------ EXERCISE INPUT

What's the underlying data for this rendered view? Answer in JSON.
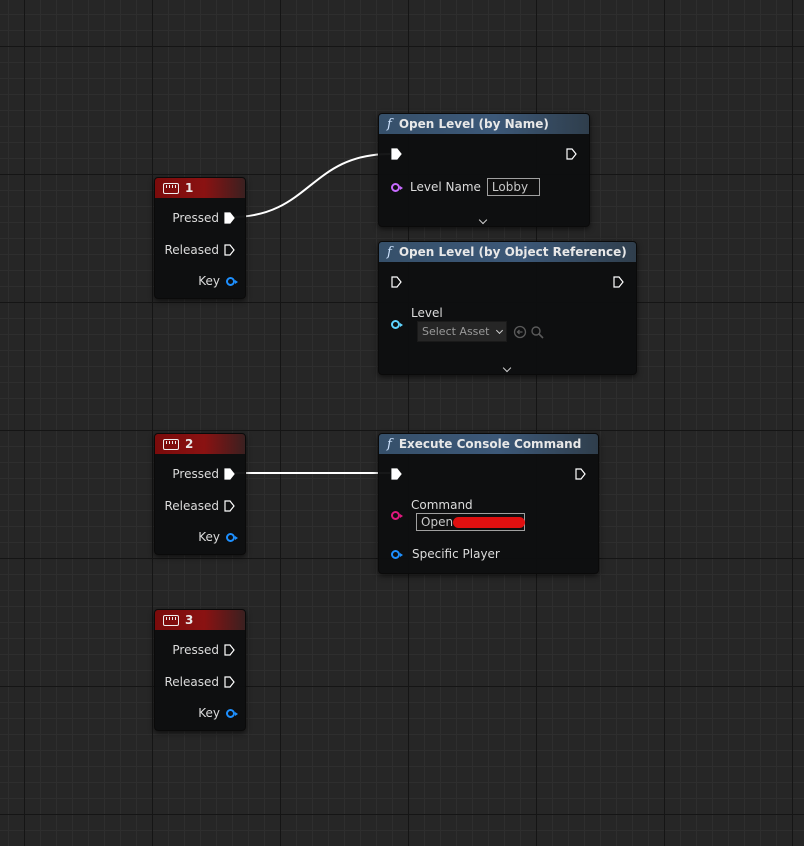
{
  "colors": {
    "key_header": "#7a0b0b",
    "function_header": "#36506a",
    "wire": "#ffffff",
    "string_pin": "#c76bff",
    "object_pin": "#1e90ff",
    "level_pin": "#5fd4ff",
    "command_pin": "#e0187e",
    "redaction": "#e01010"
  },
  "key_nodes": [
    {
      "title": "1",
      "pins": {
        "pressed": "Pressed",
        "released": "Released",
        "key": "Key"
      }
    },
    {
      "title": "2",
      "pins": {
        "pressed": "Pressed",
        "released": "Released",
        "key": "Key"
      }
    },
    {
      "title": "3",
      "pins": {
        "pressed": "Pressed",
        "released": "Released",
        "key": "Key"
      }
    }
  ],
  "open_level_by_name": {
    "icon": "function-icon",
    "title": "Open Level (by Name)",
    "level_name_label": "Level Name",
    "level_name_value": "Lobby"
  },
  "open_level_by_ref": {
    "icon": "function-icon",
    "title": "Open Level (by Object Reference)",
    "level_label": "Level",
    "asset_dropdown": "Select Asset"
  },
  "execute_console_command": {
    "icon": "function-icon",
    "title": "Execute Console Command",
    "command_label": "Command",
    "command_value": "Open",
    "specific_player_label": "Specific Player"
  }
}
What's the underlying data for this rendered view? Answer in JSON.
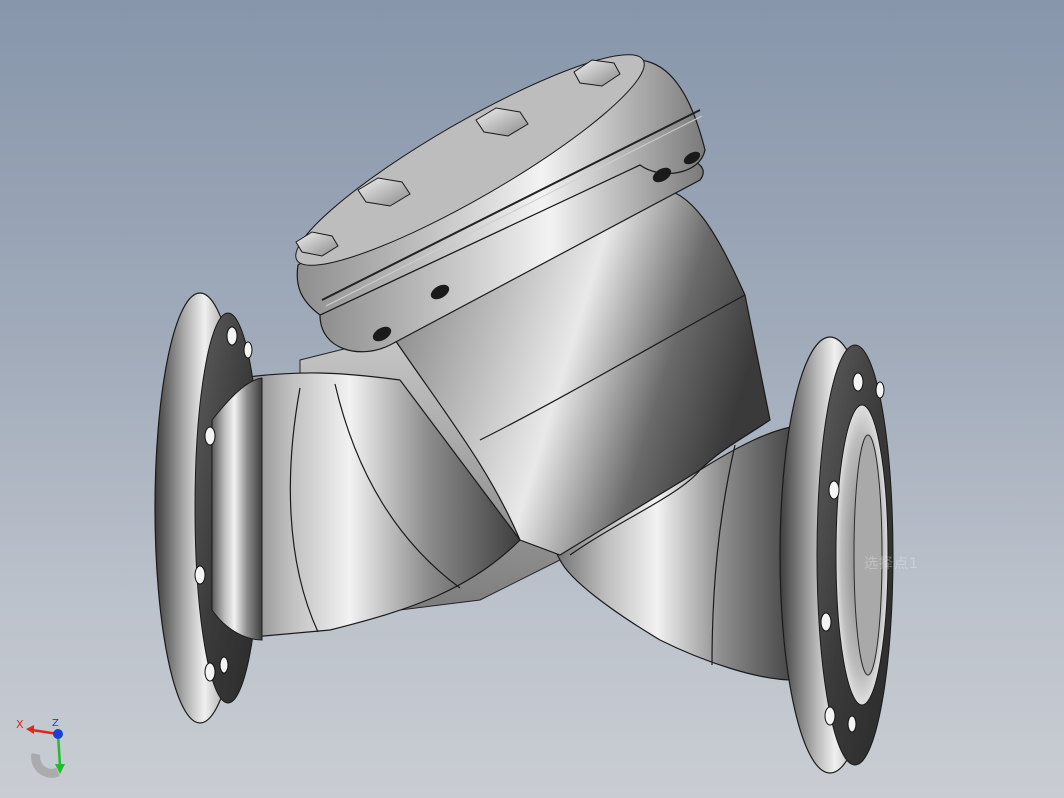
{
  "viewport": {
    "background_top": "#8796ab",
    "background_bottom": "#c9cdd3",
    "model": "y-strainer-flanged-valve"
  },
  "triad": {
    "x_label": "X",
    "y_label": "Y",
    "z_label": "Z",
    "x_color": "#e0261f",
    "y_color": "#1fbf28",
    "z_color": "#1a3fd6"
  },
  "overlay": {
    "watermark": "选择点1"
  },
  "colors": {
    "steel_light": "#e6e6e6",
    "steel_mid": "#9a9a9a",
    "steel_dark": "#4a4a4a",
    "edge": "#111111"
  }
}
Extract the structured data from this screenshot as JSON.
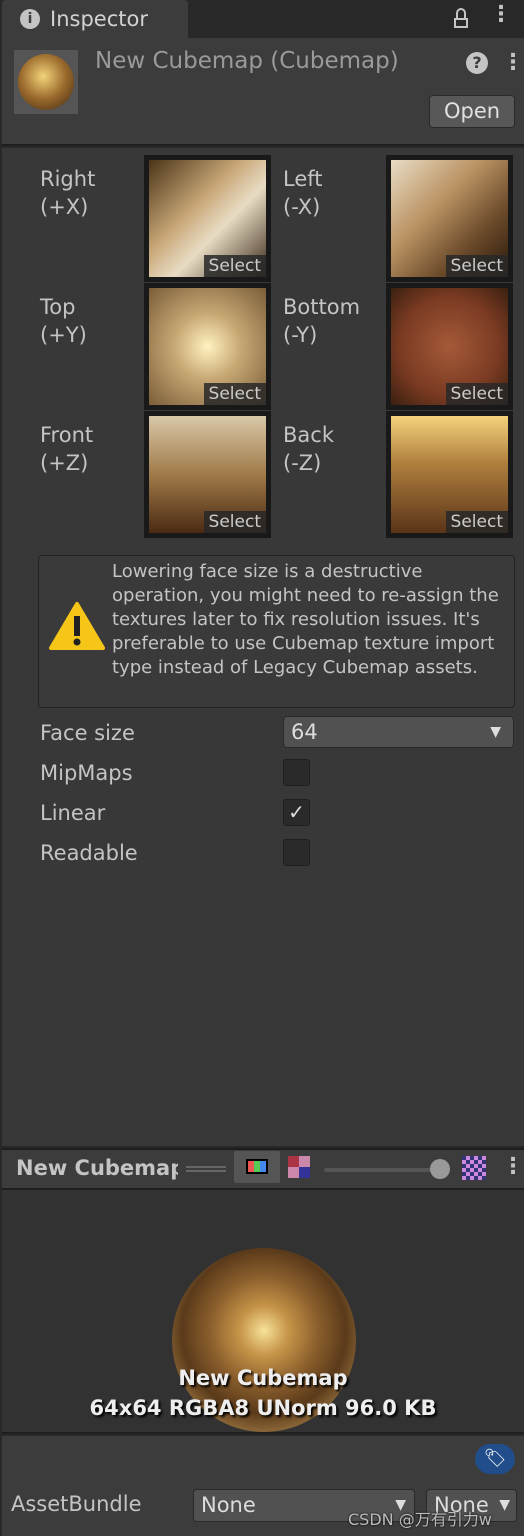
{
  "tab": {
    "title": "Inspector",
    "icon": "info-icon"
  },
  "header": {
    "title": "New Cubemap (Cubemap)",
    "open_label": "Open"
  },
  "faces": [
    {
      "name": "Right",
      "axis": "(+X)",
      "select": "Select"
    },
    {
      "name": "Left",
      "axis": "(-X)",
      "select": "Select"
    },
    {
      "name": "Top",
      "axis": "(+Y)",
      "select": "Select"
    },
    {
      "name": "Bottom",
      "axis": "(-Y)",
      "select": "Select"
    },
    {
      "name": "Front",
      "axis": "(+Z)",
      "select": "Select"
    },
    {
      "name": "Back",
      "axis": "(-Z)",
      "select": "Select"
    }
  ],
  "warning": "Lowering face size is a destructive operation, you might need to re-assign the textures later to fix resolution issues. It's preferable to use Cubemap texture import type instead of Legacy Cubemap assets.",
  "fields": {
    "face_size": {
      "label": "Face size",
      "value": "64"
    },
    "mipmaps": {
      "label": "MipMaps",
      "checked": false
    },
    "linear": {
      "label": "Linear",
      "checked": true,
      "check": "✓"
    },
    "readable": {
      "label": "Readable",
      "checked": false
    }
  },
  "preview": {
    "title": "New Cubemap",
    "name": "New Cubemap",
    "info": "64x64  RGBA8 UNorm   96.0 KB",
    "mip_slider": 1.0
  },
  "asset_bundle": {
    "label": "AssetBundle",
    "value": "None",
    "variant": "None"
  },
  "watermark": "CSDN @万有引力w"
}
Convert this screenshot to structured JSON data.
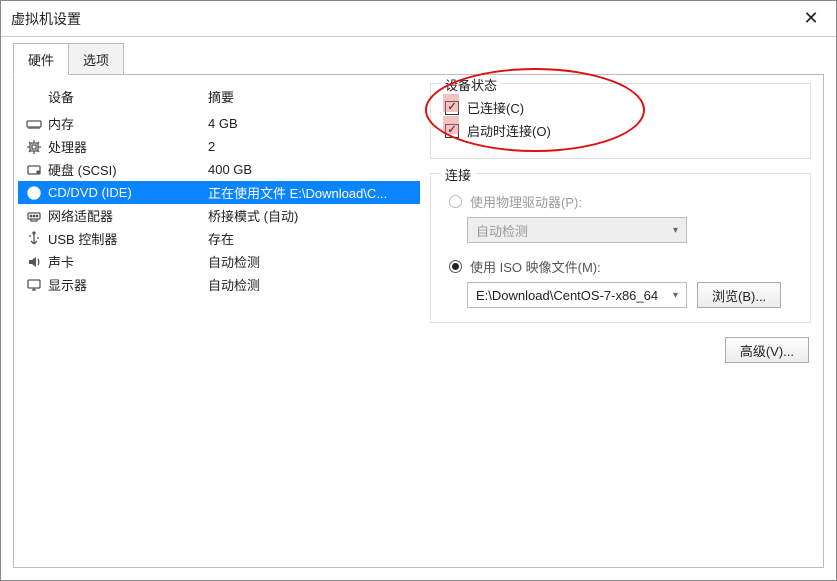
{
  "window": {
    "title": "虚拟机设置"
  },
  "tabs": {
    "hardware": "硬件",
    "options": "选项"
  },
  "headers": {
    "device": "设备",
    "summary": "摘要"
  },
  "devices": [
    {
      "icon": "memory",
      "name": "内存",
      "summary": "4 GB"
    },
    {
      "icon": "cpu",
      "name": "处理器",
      "summary": "2"
    },
    {
      "icon": "disk",
      "name": "硬盘 (SCSI)",
      "summary": "400 GB"
    },
    {
      "icon": "cd",
      "name": "CD/DVD (IDE)",
      "summary": "正在使用文件 E:\\Download\\C..."
    },
    {
      "icon": "net",
      "name": "网络适配器",
      "summary": "桥接模式 (自动)"
    },
    {
      "icon": "usb",
      "name": "USB 控制器",
      "summary": "存在"
    },
    {
      "icon": "sound",
      "name": "声卡",
      "summary": "自动检测"
    },
    {
      "icon": "display",
      "name": "显示器",
      "summary": "自动检测"
    }
  ],
  "selected_device_index": 3,
  "status_group": {
    "title": "设备状态",
    "connected": "已连接(C)",
    "connect_at_poweron": "启动时连接(O)"
  },
  "connection_group": {
    "title": "连接",
    "use_physical": "使用物理驱动器(P):",
    "auto_detect": "自动检测",
    "use_iso": "使用 ISO 映像文件(M):",
    "iso_path": "E:\\Download\\CentOS-7-x86_64",
    "browse": "浏览(B)..."
  },
  "advanced_btn": "高级(V)..."
}
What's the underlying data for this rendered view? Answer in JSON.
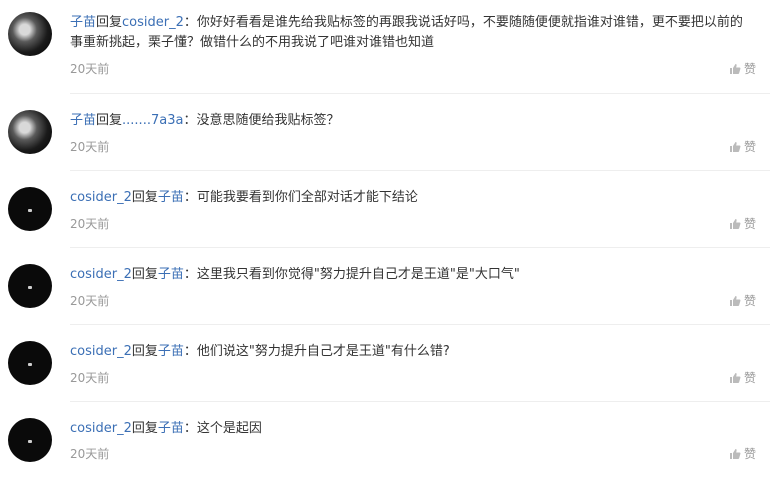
{
  "comments": [
    {
      "avatar": "sketch-face-avatar",
      "author": "子苗",
      "reply_word": "回复",
      "reply_to": "cosider_2",
      "text": "：你好好看看是谁先给我贴标签的再跟我说话好吗，不要随随便便就指谁对谁错，更不要把以前的事重新挑起，栗子懂？做错什么的不用我说了吧谁对谁错也知道",
      "time": "20天前",
      "like_label": "赞"
    },
    {
      "avatar": "sketch-face-avatar",
      "author": "子苗",
      "reply_word": "回复",
      "reply_to": ".......7a3a",
      "text": "：没意思随便给我贴标签？",
      "time": "20天前",
      "like_label": "赞"
    },
    {
      "avatar": "black-avatar",
      "author": "cosider_2",
      "reply_word": "回复",
      "reply_to": "子苗",
      "text": "：可能我要看到你们全部对话才能下结论",
      "time": "20天前",
      "like_label": "赞"
    },
    {
      "avatar": "black-avatar",
      "author": "cosider_2",
      "reply_word": "回复",
      "reply_to": "子苗",
      "text": "：这里我只看到你觉得\"努力提升自己才是王道\"是\"大口气\"",
      "time": "20天前",
      "like_label": "赞"
    },
    {
      "avatar": "black-avatar",
      "author": "cosider_2",
      "reply_word": "回复",
      "reply_to": "子苗",
      "text": "：他们说这\"努力提升自己才是王道\"有什么错?",
      "time": "20天前",
      "like_label": "赞"
    },
    {
      "avatar": "black-avatar",
      "author": "cosider_2",
      "reply_word": "回复",
      "reply_to": "子苗",
      "text": "：这个是起因",
      "time": "20天前",
      "like_label": "赞"
    }
  ]
}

------------

## THE PROBLEM:
Print the complete listing exactly, apart from any pictures.

## PROBLEM SOLUTION:
What's the underlying data for this rendered view? Answer in JSON.
{
  "colors": {
    "key_header": "#7a0b0b",
    "function_header": "#36506a",
    "wire": "#ffffff",
    "string_pin": "#c76bff",
    "object_pin": "#1e90ff",
    "level_pin": "#5fd4ff",
    "command_pin": "#e0187e",
    "redaction": "#e01010"
  },
  "key_nodes": [
    {
      "title": "1",
      "pins": {
        "pressed": "Pressed",
        "released": "Released",
        "key": "Key"
      }
    },
    {
      "title": "2",
      "pins": {
        "pressed": "Pressed",
        "released": "Released",
        "key": "Key"
      }
    },
    {
      "title": "3",
      "pins": {
        "pressed": "Pressed",
        "released": "Released",
        "key": "Key"
      }
    }
  ],
  "open_level_by_name": {
    "icon": "function-icon",
    "title": "Open Level (by Name)",
    "level_name_label": "Level Name",
    "level_name_value": "Lobby"
  },
  "open_level_by_ref": {
    "icon": "function-icon",
    "title": "Open Level (by Object Reference)",
    "level_label": "Level",
    "asset_dropdown": "Select Asset"
  },
  "execute_console_command": {
    "icon": "function-icon",
    "title": "Execute Console Command",
    "command_label": "Command",
    "command_value": "Open",
    "specific_player_label": "Specific Player"
  }
}
What's the underlying data for this rendered view? Answer in JSON.
{
  "viewport": {
    "background_top": "#8796ab",
    "background_bottom": "#c9cdd3",
    "model": "y-strainer-flanged-valve"
  },
  "triad": {
    "x_label": "X",
    "y_label": "Y",
    "z_label": "Z",
    "x_color": "#e0261f",
    "y_color": "#1fbf28",
    "z_color": "#1a3fd6"
  },
  "overlay": {
    "watermark": "选择点1"
  },
  "colors": {
    "steel_light": "#e6e6e6",
    "steel_mid": "#9a9a9a",
    "steel_dark": "#4a4a4a",
    "edge": "#111111"
  }
}
Extract the structured data from this screenshot as JSON.
{
  "tab": {
    "title": "Inspector",
    "icon": "info-icon"
  },
  "header": {
    "title": "New Cubemap (Cubemap)",
    "open_label": "Open"
  },
  "faces": [
    {
      "name": "Right",
      "axis": "(+X)",
      "select": "Select"
    },
    {
      "name": "Left",
      "axis": "(-X)",
      "select": "Select"
    },
    {
      "name": "Top",
      "axis": "(+Y)",
      "select": "Select"
    },
    {
      "name": "Bottom",
      "axis": "(-Y)",
      "select": "Select"
    },
    {
      "name": "Front",
      "axis": "(+Z)",
      "select": "Select"
    },
    {
      "name": "Back",
      "axis": "(-Z)",
      "select": "Select"
    }
  ],
  "warning": "Lowering face size is a destructive operation, you might need to re-assign the textures later to fix resolution issues. It's preferable to use Cubemap texture import type instead of Legacy Cubemap assets.",
  "fields": {
    "face_size": {
      "label": "Face size",
      "value": "64"
    },
    "mipmaps": {
      "label": "MipMaps",
      "checked": false
    },
    "linear": {
      "label": "Linear",
      "checked": true,
      "check": "✓"
    },
    "readable": {
      "label": "Readable",
      "checked": false
    }
  },
  "preview": {
    "title": "New Cubemap",
    "name": "New Cubemap",
    "info": "64x64  RGBA8 UNorm   96.0 KB",
    "mip_slider": 1.0
  },
  "asset_bundle": {
    "label": "AssetBundle",
    "value": "None",
    "variant": "None"
  },
  "watermark": "CSDN @万有引力w"
}
Convert this screenshot to structured JSON data.
{
  "window": {
    "title": "虚拟机设置"
  },
  "tabs": {
    "hardware": "硬件",
    "options": "选项"
  },
  "headers": {
    "device": "设备",
    "summary": "摘要"
  },
  "devices": [
    {
      "icon": "memory",
      "name": "内存",
      "summary": "4 GB"
    },
    {
      "icon": "cpu",
      "name": "处理器",
      "summary": "2"
    },
    {
      "icon": "disk",
      "name": "硬盘 (SCSI)",
      "summary": "400 GB"
    },
    {
      "icon": "cd",
      "name": "CD/DVD (IDE)",
      "summary": "正在使用文件 E:\\Download\\C..."
    },
    {
      "icon": "net",
      "name": "网络适配器",
      "summary": "桥接模式 (自动)"
    },
    {
      "icon": "usb",
      "name": "USB 控制器",
      "summary": "存在"
    },
    {
      "icon": "sound",
      "name": "声卡",
      "summary": "自动检测"
    },
    {
      "icon": "display",
      "name": "显示器",
      "summary": "自动检测"
    }
  ],
  "selected_device_index": 3,
  "status_group": {
    "title": "设备状态",
    "connected": "已连接(C)",
    "connect_at_poweron": "启动时连接(O)"
  },
  "connection_group": {
    "title": "连接",
    "use_physical": "使用物理驱动器(P):",
    "auto_detect": "自动检测",
    "use_iso": "使用 ISO 映像文件(M):",
    "iso_path": "E:\\Download\\CentOS-7-x86_64",
    "browse": "浏览(B)..."
  },
  "advanced_btn": "高级(V)..."
}
What's the underlying data for this rendered view? Answer in JSON.
{
  "comments": [
    {
      "avatar": "sketch-face-avatar",
      "author": "子苗",
      "reply_word": "回复",
      "reply_to": "cosider_2",
      "text": "：你好好看看是谁先给我贴标签的再跟我说话好吗，不要随随便便就指谁对谁错，更不要把以前的事重新挑起，栗子懂？做错什么的不用我说了吧谁对谁错也知道",
      "time": "20天前",
      "like_label": "赞"
    },
    {
      "avatar": "sketch-face-avatar",
      "author": "子苗",
      "reply_word": "回复",
      "reply_to": ".......7a3a",
      "text": "：没意思随便给我贴标签？",
      "time": "20天前",
      "like_label": "赞"
    },
    {
      "avatar": "black-avatar",
      "author": "cosider_2",
      "reply_word": "回复",
      "reply_to": "子苗",
      "text": "：可能我要看到你们全部对话才能下结论",
      "time": "20天前",
      "like_label": "赞"
    },
    {
      "avatar": "black-avatar",
      "author": "cosider_2",
      "reply_word": "回复",
      "reply_to": "子苗",
      "text": "：这里我只看到你觉得\"努力提升自己才是王道\"是\"大口气\"",
      "time": "20天前",
      "like_label": "赞"
    },
    {
      "avatar": "black-avatar",
      "author": "cosider_2",
      "reply_word": "回复",
      "reply_to": "子苗",
      "text": "：他们说这\"努力提升自己才是王道\"有什么错?",
      "time": "20天前",
      "like_label": "赞"
    },
    {
      "avatar": "black-avatar",
      "author": "cosider_2",
      "reply_word": "回复",
      "reply_to": "子苗",
      "text": "：这个是起因",
      "time": "20天前",
      "like_label": "赞"
    }
  ]
}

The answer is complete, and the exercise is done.